● PROBLEM DESCRIPTION
Below is a listing. Gather each line of it that contains "name".

● SUPPLIED RECORDS
++++++

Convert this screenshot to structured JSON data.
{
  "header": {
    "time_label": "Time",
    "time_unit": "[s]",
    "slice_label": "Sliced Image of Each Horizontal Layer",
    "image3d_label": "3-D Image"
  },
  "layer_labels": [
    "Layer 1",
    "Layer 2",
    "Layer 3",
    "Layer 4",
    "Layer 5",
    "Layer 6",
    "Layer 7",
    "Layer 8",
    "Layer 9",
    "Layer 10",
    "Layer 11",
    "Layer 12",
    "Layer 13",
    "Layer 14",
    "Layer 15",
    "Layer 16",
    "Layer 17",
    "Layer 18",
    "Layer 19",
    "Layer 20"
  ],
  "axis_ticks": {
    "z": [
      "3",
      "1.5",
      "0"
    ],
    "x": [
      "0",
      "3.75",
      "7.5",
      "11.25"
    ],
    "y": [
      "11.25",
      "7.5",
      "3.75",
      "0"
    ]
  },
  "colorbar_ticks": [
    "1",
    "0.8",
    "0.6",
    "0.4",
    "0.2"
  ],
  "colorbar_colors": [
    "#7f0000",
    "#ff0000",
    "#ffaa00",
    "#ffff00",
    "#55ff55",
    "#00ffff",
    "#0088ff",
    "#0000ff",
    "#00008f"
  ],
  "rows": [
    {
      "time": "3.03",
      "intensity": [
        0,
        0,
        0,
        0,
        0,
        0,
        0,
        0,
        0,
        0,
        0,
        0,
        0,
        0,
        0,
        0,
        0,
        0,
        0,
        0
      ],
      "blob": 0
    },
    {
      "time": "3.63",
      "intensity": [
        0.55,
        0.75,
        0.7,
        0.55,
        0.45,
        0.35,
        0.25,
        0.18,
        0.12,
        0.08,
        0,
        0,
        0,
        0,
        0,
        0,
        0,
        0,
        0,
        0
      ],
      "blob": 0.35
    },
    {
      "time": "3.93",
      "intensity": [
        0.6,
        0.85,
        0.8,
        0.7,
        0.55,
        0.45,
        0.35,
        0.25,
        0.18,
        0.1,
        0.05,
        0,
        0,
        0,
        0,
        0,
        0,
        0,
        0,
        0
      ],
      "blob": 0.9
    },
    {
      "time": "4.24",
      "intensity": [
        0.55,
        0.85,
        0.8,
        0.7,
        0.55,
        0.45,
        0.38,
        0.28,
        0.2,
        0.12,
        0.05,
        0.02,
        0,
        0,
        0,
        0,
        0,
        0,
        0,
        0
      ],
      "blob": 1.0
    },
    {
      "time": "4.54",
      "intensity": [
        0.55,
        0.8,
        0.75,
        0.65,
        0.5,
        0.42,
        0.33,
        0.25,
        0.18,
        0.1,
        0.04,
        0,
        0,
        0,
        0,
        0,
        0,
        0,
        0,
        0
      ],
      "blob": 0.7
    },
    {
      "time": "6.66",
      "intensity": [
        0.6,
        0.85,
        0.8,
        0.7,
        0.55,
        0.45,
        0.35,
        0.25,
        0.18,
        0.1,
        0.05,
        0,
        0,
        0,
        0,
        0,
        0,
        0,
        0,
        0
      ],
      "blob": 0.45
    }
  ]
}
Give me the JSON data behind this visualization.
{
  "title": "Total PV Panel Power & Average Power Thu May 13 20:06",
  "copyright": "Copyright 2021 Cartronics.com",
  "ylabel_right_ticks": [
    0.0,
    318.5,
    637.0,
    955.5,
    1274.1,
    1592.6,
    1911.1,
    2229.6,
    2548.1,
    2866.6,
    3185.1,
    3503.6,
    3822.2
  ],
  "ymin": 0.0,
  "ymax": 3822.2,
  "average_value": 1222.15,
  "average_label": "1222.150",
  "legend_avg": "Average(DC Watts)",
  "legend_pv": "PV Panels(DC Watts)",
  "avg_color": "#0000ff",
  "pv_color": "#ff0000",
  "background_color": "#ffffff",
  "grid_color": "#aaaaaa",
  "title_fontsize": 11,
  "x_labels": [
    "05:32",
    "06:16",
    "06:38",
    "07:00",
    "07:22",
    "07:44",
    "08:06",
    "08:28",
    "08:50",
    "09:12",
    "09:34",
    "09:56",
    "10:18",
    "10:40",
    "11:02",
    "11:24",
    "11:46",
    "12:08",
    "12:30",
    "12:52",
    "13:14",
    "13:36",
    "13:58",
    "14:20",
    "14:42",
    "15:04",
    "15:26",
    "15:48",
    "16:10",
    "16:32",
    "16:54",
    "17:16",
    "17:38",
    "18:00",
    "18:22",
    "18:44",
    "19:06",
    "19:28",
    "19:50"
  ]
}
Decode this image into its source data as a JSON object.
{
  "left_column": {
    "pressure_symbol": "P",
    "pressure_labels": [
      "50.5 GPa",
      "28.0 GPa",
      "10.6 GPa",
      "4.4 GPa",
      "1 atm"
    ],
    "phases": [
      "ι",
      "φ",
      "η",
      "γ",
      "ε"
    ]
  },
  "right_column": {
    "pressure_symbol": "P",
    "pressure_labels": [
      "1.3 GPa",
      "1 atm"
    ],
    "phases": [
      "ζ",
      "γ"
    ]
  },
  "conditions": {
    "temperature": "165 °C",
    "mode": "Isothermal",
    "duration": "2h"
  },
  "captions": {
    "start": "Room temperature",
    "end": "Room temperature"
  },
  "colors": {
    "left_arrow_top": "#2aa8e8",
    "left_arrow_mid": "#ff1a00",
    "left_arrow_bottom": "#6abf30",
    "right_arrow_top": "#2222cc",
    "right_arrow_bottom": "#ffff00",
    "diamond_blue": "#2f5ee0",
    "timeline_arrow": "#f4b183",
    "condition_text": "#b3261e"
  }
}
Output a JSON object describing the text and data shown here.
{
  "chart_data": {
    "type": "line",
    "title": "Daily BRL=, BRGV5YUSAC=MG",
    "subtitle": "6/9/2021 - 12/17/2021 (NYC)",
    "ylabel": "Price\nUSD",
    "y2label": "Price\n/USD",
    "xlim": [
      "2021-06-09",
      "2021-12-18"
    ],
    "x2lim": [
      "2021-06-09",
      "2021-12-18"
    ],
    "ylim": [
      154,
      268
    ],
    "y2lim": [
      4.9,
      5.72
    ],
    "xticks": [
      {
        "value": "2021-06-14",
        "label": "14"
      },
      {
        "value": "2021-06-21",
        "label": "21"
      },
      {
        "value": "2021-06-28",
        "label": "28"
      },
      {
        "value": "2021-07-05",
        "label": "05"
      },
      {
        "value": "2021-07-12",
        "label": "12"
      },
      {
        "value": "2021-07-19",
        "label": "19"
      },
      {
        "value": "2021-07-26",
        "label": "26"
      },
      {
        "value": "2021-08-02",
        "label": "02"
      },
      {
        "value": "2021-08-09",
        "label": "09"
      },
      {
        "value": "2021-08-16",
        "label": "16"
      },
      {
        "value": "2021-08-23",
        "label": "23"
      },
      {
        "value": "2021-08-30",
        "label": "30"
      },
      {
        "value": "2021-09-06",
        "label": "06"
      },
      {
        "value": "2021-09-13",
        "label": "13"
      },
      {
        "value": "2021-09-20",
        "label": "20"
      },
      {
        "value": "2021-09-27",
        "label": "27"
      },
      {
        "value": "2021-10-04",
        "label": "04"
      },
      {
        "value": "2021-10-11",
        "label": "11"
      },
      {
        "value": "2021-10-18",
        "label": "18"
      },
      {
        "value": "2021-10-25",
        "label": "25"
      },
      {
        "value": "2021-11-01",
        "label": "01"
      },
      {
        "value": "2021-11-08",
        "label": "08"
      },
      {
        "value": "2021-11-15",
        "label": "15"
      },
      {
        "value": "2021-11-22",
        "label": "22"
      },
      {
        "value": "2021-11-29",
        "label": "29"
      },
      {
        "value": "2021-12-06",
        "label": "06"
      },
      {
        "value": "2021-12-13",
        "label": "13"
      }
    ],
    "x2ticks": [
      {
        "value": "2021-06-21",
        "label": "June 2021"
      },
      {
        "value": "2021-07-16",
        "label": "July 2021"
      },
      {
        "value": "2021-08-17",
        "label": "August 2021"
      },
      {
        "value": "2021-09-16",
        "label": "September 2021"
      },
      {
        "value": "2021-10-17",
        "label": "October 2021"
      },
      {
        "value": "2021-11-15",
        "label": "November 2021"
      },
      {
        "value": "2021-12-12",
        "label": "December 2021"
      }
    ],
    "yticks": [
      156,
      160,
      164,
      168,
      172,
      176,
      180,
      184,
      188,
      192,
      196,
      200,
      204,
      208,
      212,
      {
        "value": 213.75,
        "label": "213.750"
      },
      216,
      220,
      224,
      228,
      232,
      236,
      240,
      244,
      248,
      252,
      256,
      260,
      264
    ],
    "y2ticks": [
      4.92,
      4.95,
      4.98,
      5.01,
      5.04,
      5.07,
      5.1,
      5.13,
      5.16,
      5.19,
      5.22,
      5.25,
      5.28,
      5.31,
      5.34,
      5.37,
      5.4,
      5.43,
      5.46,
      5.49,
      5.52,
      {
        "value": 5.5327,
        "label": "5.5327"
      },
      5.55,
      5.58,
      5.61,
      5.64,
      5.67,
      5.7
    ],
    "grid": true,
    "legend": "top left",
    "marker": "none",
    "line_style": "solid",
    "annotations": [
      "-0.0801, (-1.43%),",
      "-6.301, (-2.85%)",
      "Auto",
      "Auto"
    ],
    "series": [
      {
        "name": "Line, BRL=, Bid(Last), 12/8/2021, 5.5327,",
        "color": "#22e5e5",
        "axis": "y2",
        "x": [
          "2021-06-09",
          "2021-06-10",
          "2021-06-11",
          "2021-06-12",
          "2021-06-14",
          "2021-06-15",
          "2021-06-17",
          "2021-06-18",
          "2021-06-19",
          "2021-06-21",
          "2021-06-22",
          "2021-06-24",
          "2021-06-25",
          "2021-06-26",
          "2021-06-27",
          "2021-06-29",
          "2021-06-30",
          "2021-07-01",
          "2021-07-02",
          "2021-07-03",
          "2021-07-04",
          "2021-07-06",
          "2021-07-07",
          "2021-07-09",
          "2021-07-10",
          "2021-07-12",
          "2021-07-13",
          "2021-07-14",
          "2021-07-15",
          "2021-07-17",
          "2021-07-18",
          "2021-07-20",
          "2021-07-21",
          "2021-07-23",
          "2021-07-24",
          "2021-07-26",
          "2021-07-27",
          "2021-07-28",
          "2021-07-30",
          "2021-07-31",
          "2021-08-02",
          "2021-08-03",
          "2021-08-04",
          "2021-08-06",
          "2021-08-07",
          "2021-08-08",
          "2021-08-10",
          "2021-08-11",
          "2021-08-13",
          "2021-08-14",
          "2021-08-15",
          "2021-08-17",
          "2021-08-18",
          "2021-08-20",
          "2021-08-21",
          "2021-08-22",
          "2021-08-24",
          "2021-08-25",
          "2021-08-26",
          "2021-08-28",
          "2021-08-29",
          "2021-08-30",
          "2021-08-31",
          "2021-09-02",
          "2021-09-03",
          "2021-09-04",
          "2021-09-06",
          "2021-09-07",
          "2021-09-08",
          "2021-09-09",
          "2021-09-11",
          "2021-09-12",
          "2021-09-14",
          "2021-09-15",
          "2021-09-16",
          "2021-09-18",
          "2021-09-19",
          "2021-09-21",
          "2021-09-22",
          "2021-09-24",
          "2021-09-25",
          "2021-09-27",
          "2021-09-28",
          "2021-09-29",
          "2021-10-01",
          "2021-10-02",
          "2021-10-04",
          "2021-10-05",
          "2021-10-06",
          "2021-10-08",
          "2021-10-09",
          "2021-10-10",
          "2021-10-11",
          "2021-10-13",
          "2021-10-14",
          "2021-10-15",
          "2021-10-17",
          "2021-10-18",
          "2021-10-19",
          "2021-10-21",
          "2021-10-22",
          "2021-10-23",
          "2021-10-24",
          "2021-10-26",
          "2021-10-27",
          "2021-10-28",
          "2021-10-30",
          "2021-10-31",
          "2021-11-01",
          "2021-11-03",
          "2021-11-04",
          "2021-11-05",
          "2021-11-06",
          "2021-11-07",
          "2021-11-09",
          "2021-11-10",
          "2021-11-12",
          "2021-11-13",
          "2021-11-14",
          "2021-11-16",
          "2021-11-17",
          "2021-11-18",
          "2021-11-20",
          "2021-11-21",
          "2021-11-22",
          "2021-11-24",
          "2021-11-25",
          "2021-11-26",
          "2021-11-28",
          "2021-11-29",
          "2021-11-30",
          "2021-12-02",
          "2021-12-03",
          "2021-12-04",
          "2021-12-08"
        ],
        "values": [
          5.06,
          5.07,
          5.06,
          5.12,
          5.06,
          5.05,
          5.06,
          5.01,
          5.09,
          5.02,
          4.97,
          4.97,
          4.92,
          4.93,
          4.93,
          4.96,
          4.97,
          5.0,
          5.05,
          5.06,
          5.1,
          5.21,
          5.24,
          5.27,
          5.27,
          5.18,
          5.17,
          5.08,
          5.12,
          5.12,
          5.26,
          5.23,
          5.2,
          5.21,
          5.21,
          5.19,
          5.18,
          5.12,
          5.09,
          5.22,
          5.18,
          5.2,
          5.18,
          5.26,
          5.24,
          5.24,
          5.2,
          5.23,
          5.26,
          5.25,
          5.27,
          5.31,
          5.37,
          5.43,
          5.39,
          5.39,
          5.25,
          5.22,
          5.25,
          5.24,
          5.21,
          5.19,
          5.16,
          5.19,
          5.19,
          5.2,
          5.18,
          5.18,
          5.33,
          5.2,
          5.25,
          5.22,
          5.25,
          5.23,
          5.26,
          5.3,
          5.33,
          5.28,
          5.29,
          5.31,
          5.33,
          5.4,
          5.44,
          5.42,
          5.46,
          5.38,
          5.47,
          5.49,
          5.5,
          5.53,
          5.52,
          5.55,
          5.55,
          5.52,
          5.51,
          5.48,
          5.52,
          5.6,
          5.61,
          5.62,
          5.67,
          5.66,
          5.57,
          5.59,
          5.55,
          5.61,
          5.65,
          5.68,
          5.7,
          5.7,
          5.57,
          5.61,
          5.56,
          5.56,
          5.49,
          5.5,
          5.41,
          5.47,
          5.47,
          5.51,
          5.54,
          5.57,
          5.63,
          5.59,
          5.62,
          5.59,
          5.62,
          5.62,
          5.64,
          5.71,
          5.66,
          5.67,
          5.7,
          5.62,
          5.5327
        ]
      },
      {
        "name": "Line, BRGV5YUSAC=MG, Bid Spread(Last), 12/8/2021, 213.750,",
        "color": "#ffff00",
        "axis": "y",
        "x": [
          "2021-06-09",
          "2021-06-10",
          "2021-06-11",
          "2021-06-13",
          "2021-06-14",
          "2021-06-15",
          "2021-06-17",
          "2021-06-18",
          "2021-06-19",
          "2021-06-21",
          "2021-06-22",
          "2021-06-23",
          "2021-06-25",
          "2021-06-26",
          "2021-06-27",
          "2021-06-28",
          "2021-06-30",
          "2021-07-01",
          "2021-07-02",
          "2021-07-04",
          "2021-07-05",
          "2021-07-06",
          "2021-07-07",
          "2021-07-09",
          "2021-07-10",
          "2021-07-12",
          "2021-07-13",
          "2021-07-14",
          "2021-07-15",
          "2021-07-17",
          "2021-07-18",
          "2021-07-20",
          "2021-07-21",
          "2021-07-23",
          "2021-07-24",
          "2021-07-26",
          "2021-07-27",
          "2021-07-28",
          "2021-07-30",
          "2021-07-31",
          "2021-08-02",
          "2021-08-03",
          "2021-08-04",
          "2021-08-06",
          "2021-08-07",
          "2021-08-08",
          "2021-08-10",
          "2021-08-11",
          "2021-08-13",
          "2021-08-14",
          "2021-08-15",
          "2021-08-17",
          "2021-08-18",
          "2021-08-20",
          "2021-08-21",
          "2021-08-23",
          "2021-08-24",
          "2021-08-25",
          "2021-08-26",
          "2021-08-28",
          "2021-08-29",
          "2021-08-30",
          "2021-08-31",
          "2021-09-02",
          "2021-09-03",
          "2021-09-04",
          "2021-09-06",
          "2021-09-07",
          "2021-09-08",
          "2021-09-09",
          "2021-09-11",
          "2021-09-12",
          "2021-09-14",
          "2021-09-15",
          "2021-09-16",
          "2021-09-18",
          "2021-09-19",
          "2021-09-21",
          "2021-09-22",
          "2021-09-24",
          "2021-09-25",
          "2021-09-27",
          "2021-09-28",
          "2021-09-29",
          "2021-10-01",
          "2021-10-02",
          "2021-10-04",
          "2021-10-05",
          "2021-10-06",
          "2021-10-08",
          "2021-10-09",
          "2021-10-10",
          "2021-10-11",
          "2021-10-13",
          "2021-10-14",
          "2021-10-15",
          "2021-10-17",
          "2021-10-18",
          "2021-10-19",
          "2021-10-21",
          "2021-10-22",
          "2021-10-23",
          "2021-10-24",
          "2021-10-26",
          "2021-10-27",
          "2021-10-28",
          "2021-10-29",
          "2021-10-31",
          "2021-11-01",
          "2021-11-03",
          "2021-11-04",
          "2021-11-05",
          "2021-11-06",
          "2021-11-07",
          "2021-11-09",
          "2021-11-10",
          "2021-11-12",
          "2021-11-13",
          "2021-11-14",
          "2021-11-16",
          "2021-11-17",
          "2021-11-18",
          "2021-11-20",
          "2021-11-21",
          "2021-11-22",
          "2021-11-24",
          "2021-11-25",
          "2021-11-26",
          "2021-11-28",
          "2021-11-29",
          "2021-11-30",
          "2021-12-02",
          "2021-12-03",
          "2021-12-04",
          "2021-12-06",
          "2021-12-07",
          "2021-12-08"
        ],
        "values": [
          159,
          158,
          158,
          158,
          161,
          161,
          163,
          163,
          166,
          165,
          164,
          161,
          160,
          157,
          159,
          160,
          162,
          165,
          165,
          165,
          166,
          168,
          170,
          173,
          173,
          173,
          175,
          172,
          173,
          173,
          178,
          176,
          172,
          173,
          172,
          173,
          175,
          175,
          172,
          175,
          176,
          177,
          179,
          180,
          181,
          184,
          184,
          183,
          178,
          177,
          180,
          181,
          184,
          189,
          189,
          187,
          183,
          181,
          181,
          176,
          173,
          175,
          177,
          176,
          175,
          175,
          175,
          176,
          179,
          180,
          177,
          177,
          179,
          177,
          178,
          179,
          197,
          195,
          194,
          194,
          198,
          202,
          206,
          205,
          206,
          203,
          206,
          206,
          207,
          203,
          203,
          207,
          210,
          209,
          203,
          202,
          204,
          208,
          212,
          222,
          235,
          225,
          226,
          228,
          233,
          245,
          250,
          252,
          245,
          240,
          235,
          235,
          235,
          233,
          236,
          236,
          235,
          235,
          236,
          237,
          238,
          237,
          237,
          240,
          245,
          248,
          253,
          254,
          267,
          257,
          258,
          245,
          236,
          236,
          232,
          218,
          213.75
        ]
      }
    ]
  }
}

++++++

● WRITTEN RESPONSE
        "name": "Line, BRL=, Bid(Last), 12/8/2021, 5.5327,",
        "name": "Line, BRGV5YUSAC=MG, Bid Spread(Last), 12/8/2021, 213.750,",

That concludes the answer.